• EXERCISE BRIEF:
Below is a listing; reproduce each line of it exactly.

Items from a figure collection:
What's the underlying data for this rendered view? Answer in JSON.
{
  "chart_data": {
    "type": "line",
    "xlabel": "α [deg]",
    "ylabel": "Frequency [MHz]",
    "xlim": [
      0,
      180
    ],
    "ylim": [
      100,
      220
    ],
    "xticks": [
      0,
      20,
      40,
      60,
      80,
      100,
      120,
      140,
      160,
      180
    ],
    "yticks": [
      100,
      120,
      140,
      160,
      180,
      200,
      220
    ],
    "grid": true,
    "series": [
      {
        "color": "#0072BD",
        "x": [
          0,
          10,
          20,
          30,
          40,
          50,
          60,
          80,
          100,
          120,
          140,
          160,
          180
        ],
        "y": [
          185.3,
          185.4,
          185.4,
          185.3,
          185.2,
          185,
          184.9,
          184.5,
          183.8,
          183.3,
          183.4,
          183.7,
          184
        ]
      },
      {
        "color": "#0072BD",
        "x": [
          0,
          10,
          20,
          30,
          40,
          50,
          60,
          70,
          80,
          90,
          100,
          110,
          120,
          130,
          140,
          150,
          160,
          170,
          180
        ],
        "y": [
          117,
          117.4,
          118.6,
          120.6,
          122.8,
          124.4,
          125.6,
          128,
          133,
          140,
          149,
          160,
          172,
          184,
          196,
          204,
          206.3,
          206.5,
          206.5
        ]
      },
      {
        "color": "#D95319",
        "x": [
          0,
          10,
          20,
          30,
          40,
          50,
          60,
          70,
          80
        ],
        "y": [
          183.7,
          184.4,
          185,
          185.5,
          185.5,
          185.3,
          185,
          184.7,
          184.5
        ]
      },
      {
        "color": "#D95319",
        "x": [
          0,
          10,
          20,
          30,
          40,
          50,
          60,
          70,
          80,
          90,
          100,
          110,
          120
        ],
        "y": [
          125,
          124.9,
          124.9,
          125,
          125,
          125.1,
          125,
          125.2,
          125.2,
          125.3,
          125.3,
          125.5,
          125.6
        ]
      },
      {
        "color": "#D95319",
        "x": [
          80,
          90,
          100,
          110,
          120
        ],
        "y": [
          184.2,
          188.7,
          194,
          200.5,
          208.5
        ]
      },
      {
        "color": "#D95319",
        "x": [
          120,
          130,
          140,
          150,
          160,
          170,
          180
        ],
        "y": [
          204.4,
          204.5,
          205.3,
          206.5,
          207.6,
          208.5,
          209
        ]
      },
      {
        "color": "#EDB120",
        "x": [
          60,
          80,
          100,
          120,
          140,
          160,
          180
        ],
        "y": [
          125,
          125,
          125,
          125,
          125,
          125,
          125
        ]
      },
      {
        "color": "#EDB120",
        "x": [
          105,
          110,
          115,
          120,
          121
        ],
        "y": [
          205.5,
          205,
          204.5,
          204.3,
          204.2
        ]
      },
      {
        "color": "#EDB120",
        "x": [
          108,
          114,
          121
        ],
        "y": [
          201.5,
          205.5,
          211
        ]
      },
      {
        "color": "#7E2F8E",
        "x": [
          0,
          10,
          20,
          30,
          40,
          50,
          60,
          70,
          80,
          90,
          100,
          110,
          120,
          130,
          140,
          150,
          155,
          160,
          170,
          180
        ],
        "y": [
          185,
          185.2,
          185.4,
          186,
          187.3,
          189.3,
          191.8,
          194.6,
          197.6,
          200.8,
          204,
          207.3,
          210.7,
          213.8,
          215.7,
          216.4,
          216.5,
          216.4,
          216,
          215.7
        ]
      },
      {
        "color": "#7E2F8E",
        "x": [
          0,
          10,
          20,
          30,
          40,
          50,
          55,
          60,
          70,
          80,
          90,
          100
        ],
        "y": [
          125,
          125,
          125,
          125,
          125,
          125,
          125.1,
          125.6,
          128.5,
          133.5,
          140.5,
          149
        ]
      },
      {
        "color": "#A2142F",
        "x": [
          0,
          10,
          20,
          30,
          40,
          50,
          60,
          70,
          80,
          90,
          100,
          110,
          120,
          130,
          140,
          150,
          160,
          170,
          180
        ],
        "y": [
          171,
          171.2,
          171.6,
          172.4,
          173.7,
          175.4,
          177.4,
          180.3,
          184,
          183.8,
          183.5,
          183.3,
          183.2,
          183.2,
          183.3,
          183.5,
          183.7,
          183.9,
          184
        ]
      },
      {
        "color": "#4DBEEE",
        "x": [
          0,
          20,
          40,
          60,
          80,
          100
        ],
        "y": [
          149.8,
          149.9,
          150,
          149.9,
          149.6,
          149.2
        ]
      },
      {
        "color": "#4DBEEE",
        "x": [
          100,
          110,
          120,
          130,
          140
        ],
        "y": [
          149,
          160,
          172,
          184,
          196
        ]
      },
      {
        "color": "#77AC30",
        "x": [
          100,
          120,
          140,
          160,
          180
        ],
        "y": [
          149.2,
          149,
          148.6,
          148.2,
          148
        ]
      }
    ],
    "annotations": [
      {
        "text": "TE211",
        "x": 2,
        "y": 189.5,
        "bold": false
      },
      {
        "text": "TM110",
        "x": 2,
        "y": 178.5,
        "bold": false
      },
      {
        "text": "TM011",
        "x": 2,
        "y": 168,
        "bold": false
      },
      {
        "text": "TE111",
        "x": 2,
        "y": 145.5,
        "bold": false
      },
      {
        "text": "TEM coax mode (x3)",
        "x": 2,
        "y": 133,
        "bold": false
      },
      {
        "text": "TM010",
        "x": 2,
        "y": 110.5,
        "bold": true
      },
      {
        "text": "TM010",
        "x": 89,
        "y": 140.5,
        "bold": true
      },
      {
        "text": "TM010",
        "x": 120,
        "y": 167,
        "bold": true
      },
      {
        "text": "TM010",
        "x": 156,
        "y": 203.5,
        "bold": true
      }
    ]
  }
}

• WORKED SOLUTION:
What's the underlying data for this rendered view? Answer in JSON.
{
  "chart_data": {
    "type": "line",
    "xlabel": "α [deg]",
    "ylabel": "Frequency [MHz]",
    "xlim": [
      0,
      180
    ],
    "ylim": [
      100,
      220
    ],
    "xticks": [
      0,
      20,
      40,
      60,
      80,
      100,
      120,
      140,
      160,
      180
    ],
    "yticks": [
      100,
      120,
      140,
      160,
      180,
      200,
      220
    ],
    "grid": true,
    "series": [
      {
        "color": "#0072BD",
        "x": [
          0,
          10,
          20,
          30,
          40,
          50,
          60,
          80,
          100,
          120,
          140,
          160,
          180
        ],
        "y": [
          185.3,
          185.4,
          185.4,
          185.3,
          185.2,
          185,
          184.9,
          184.5,
          183.8,
          183.3,
          183.4,
          183.7,
          184
        ]
      },
      {
        "color": "#0072BD",
        "x": [
          0,
          10,
          20,
          30,
          40,
          50,
          60,
          70,
          80,
          90,
          100,
          110,
          120,
          130,
          140,
          150,
          160,
          170,
          180
        ],
        "y": [
          117,
          117.4,
          118.6,
          120.6,
          122.8,
          124.4,
          125.6,
          128,
          133,
          140,
          149,
          160,
          172,
          184,
          196,
          204,
          206.3,
          206.5,
          206.5
        ]
      },
      {
        "color": "#D95319",
        "x": [
          0,
          10,
          20,
          30,
          40,
          50,
          60,
          70,
          80
        ],
        "y": [
          183.7,
          184.4,
          185,
          185.5,
          185.5,
          185.3,
          185,
          184.7,
          184.5
        ]
      },
      {
        "color": "#D95319",
        "x": [
          0,
          10,
          20,
          30,
          40,
          50,
          60,
          70,
          80,
          90,
          100,
          110,
          120
        ],
        "y": [
          125,
          124.9,
          124.9,
          125,
          125,
          125.1,
          125,
          125.2,
          125.2,
          125.3,
          125.3,
          125.5,
          125.6
        ]
      },
      {
        "color": "#D95319",
        "x": [
          80,
          90,
          100,
          110,
          120
        ],
        "y": [
          184.2,
          188.7,
          194,
          200.5,
          208.5
        ]
      },
      {
        "color": "#D95319",
        "x": [
          120,
          130,
          140,
          150,
          160,
          170,
          180
        ],
        "y": [
          204.4,
          204.5,
          205.3,
          206.5,
          207.6,
          208.5,
          209
        ]
      },
      {
        "color": "#EDB120",
        "x": [
          60,
          80,
          100,
          120,
          140,
          160,
          180
        ],
        "y": [
          125,
          125,
          125,
          125,
          125,
          125,
          125
        ]
      },
      {
        "color": "#EDB120",
        "x": [
          105,
          110,
          115,
          120,
          121
        ],
        "y": [
          205.5,
          205,
          204.5,
          204.3,
          204.2
        ]
      },
      {
        "color": "#EDB120",
        "x": [
          108,
          114,
          121
        ],
        "y": [
          201.5,
          205.5,
          211
        ]
      },
      {
        "color": "#7E2F8E",
        "x": [
          0,
          10,
          20,
          30,
          40,
          50,
          60,
          70,
          80,
          90,
          100,
          110,
          120,
          130,
          140,
          150,
          155,
          160,
          170,
          180
        ],
        "y": [
          185,
          185.2,
          185.4,
          186,
          187.3,
          189.3,
          191.8,
          194.6,
          197.6,
          200.8,
          204,
          207.3,
          210.7,
          213.8,
          215.7,
          216.4,
          216.5,
          216.4,
          216,
          215.7
        ]
      },
      {
        "color": "#7E2F8E",
        "x": [
          0,
          10,
          20,
          30,
          40,
          50,
          55,
          60,
          70,
          80,
          90,
          100
        ],
        "y": [
          125,
          125,
          125,
          125,
          125,
          125,
          125.1,
          125.6,
          128.5,
          133.5,
          140.5,
          149
        ]
      },
      {
        "color": "#A2142F",
        "x": [
          0,
          10,
          20,
          30,
          40,
          50,
          60,
          70,
          80,
          90,
          100,
          110,
          120,
          130,
          140,
          150,
          160,
          170,
          180
        ],
        "y": [
          171,
          171.2,
          171.6,
          172.4,
          173.7,
          175.4,
          177.4,
          180.3,
          184,
          183.8,
          183.5,
          183.3,
          183.2,
          183.2,
          183.3,
          183.5,
          183.7,
          183.9,
          184
        ]
      },
      {
        "color": "#4DBEEE",
        "x": [
          0,
          20,
          40,
          60,
          80,
          100
        ],
        "y": [
          149.8,
          149.9,
          150,
          149.9,
          149.6,
          149.2
        ]
      },
      {
        "color": "#4DBEEE",
        "x": [
          100,
          110,
          120,
          130,
          140
        ],
        "y": [
          149,
          160,
          172,
          184,
          196
        ]
      },
      {
        "color": "#77AC30",
        "x": [
          100,
          120,
          140,
          160,
          180
        ],
        "y": [
          149.2,
          149,
          148.6,
          148.2,
          148
        ]
      }
    ],
    "annotations": [
      {
        "text": "TE211",
        "x": 2,
        "y": 189.5,
        "bold": false
      },
      {
        "text": "TM110",
        "x": 2,
        "y": 178.5,
        "bold": false
      },
      {
        "text": "TM011",
        "x": 2,
        "y": 168,
        "bold": false
      },
      {
        "text": "TE111",
        "x": 2,
        "y": 145.5,
        "bold": false
      },
      {
        "text": "TEM coax mode (x3)",
        "x": 2,
        "y": 133,
        "bold": false
      },
      {
        "text": "TM010",
        "x": 2,
        "y": 110.5,
        "bold": true
      },
      {
        "text": "TM010",
        "x": 89,
        "y": 140.5,
        "bold": true
      },
      {
        "text": "TM010",
        "x": 120,
        "y": 167,
        "bold": true
      },
      {
        "text": "TM010",
        "x": 156,
        "y": 203.5,
        "bold": true
      }
    ]
  }
}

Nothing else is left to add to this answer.